======== Extracted records
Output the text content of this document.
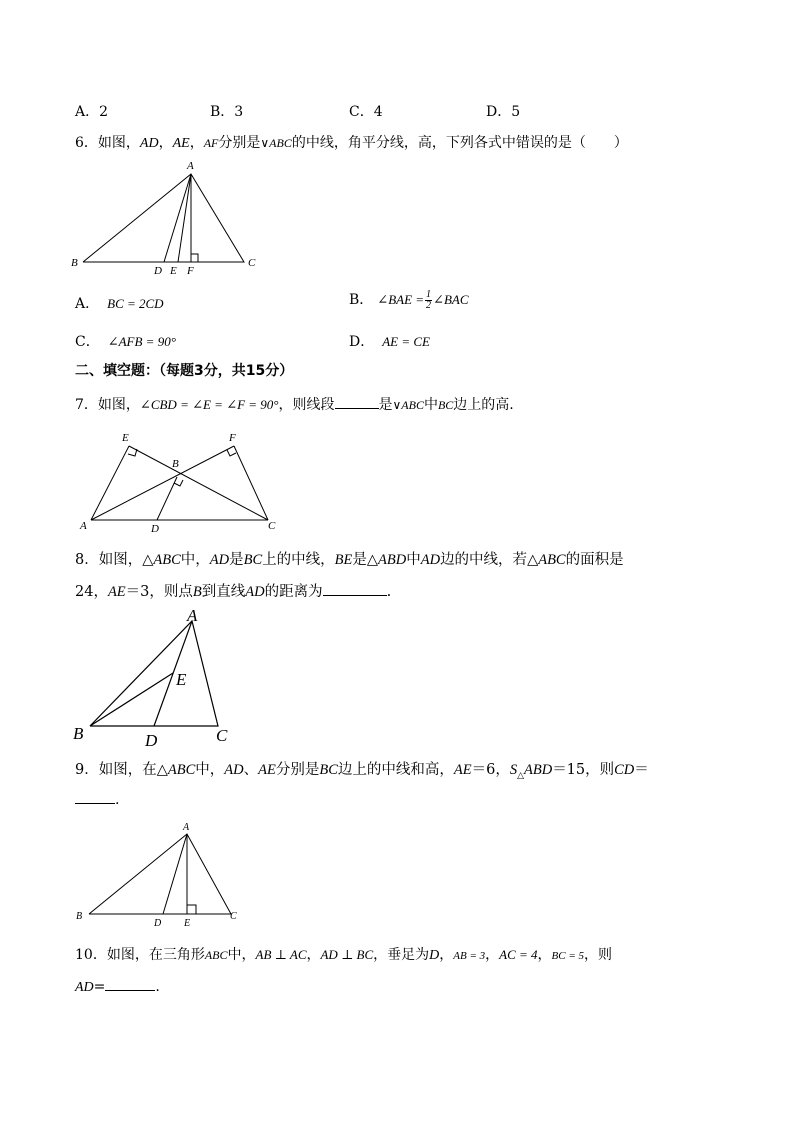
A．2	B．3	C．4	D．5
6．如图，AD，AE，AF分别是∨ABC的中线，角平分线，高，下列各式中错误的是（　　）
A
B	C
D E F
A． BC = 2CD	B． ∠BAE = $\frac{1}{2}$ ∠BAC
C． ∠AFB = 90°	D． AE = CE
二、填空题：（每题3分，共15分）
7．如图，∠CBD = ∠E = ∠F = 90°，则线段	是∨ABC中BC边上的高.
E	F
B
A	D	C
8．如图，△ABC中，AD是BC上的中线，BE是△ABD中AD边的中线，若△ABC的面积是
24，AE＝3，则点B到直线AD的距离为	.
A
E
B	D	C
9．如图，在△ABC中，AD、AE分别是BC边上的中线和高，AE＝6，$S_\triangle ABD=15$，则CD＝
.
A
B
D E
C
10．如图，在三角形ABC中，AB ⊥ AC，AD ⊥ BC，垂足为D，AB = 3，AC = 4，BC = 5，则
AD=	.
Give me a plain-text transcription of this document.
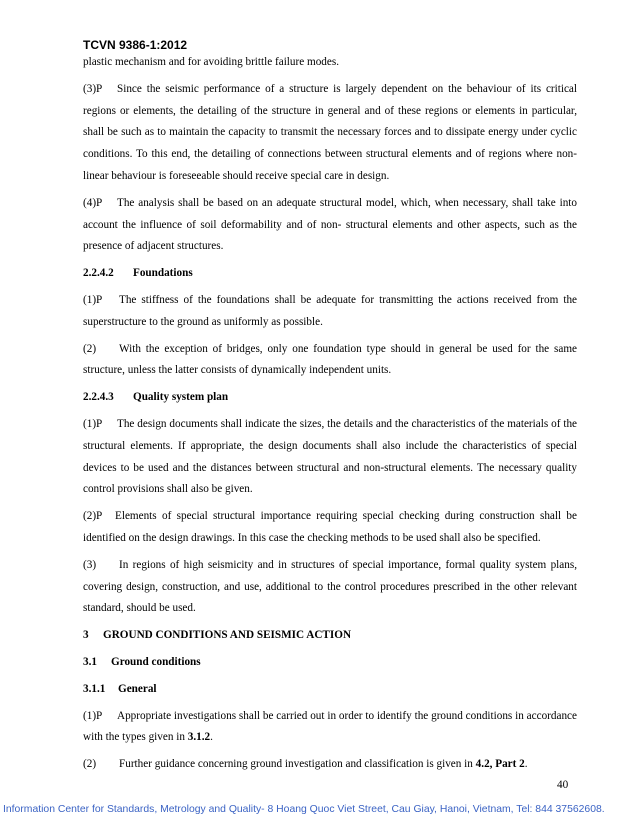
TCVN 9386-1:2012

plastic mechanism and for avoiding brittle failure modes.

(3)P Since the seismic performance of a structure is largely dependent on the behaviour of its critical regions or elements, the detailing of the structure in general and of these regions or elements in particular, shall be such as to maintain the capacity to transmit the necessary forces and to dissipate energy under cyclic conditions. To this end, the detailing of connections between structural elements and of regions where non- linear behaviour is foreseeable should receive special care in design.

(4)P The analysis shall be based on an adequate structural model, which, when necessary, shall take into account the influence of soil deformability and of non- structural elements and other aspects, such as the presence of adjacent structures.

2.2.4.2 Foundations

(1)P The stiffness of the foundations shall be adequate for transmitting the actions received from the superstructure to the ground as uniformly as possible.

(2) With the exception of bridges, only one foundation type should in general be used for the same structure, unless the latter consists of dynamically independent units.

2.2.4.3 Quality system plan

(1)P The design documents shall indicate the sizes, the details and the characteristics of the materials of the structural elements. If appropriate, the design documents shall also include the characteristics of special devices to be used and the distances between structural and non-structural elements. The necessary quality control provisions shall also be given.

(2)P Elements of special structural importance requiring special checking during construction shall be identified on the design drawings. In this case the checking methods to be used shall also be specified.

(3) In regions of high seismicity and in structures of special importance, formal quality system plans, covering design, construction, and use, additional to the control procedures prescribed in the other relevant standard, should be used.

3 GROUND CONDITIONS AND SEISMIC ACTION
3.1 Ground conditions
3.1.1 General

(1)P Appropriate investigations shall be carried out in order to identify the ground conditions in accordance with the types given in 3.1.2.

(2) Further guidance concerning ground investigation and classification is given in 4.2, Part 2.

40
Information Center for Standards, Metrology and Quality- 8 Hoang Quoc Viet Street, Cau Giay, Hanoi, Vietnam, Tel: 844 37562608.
================
### Exercise goal
Quote every line word for word and keep the images out of the copy.

### Exercise response
Output the text content of this document.
A．2	B．3	C．4	D．5
6．如图，AD，AE，AF分别是∨ABC的中线，角平分线，高，下列各式中错误的是（　　）
A
B	C
D E F
A． BC = 2CD	B． ∠BAE = $\frac{1}{2}$ ∠BAC
C． ∠AFB = 90°	D． AE = CE
二、填空题：（每题3分，共15分）
7．如图，∠CBD = ∠E = ∠F = 90°，则线段	是∨ABC中BC边上的高.
E	F
B
A	D	C
8．如图，△ABC中，AD是BC上的中线，BE是△ABD中AD边的中线，若△ABC的面积是
24，AE＝3，则点B到直线AD的距离为	.
A
E
B	D	C
9．如图，在△ABC中，AD、AE分别是BC边上的中线和高，AE＝6，$S_\triangle ABD=15$，则CD＝
.
A
B
D E
C
10．如图，在三角形ABC中，AB ⊥ AC，AD ⊥ BC，垂足为D，AB = 3，AC = 4，BC = 5，则
AD=	.
Give me a plain-text transcription of this document.
TCVN 9386-1:2012

plastic mechanism and for avoiding brittle failure modes.

(3)P Since the seismic performance of a structure is largely dependent on the behaviour of its critical regions or elements, the detailing of the structure in general and of these regions or elements in particular, shall be such as to maintain the capacity to transmit the necessary forces and to dissipate energy under cyclic conditions. To this end, the detailing of connections between structural elements and of regions where non- linear behaviour is foreseeable should receive special care in design.

(4)P The analysis shall be based on an adequate structural model, which, when necessary, shall take into account the influence of soil deformability and of non- structural elements and other aspects, such as the presence of adjacent structures.

2.2.4.2 Foundations

(1)P The stiffness of the foundations shall be adequate for transmitting the actions received from the superstructure to the ground as uniformly as possible.

(2) With the exception of bridges, only one foundation type should in general be used for the same structure, unless the latter consists of dynamically independent units.

2.2.4.3 Quality system plan

(1)P The design documents shall indicate the sizes, the details and the characteristics of the materials of the structural elements. If appropriate, the design documents shall also include the characteristics of special devices to be used and the distances between structural and non-structural elements. The necessary quality control provisions shall also be given.

(2)P Elements of special structural importance requiring special checking during construction shall be identified on the design drawings. In this case the checking methods to be used shall also be specified.

(3) In regions of high seismicity and in structures of special importance, formal quality system plans, covering design, construction, and use, additional to the control procedures prescribed in the other relevant standard, should be used.

3 GROUND CONDITIONS AND SEISMIC ACTION
3.1 Ground conditions
3.1.1 General

(1)P Appropriate investigations shall be carried out in order to identify the ground conditions in accordance with the types given in 3.1.2.

(2) Further guidance concerning ground investigation and classification is given in 4.2, Part 2.

40
Information Center for Standards, Metrology and Quality- 8 Hoang Quoc Viet Street, Cau Giay, Hanoi, Vietnam, Tel: 844 37562608.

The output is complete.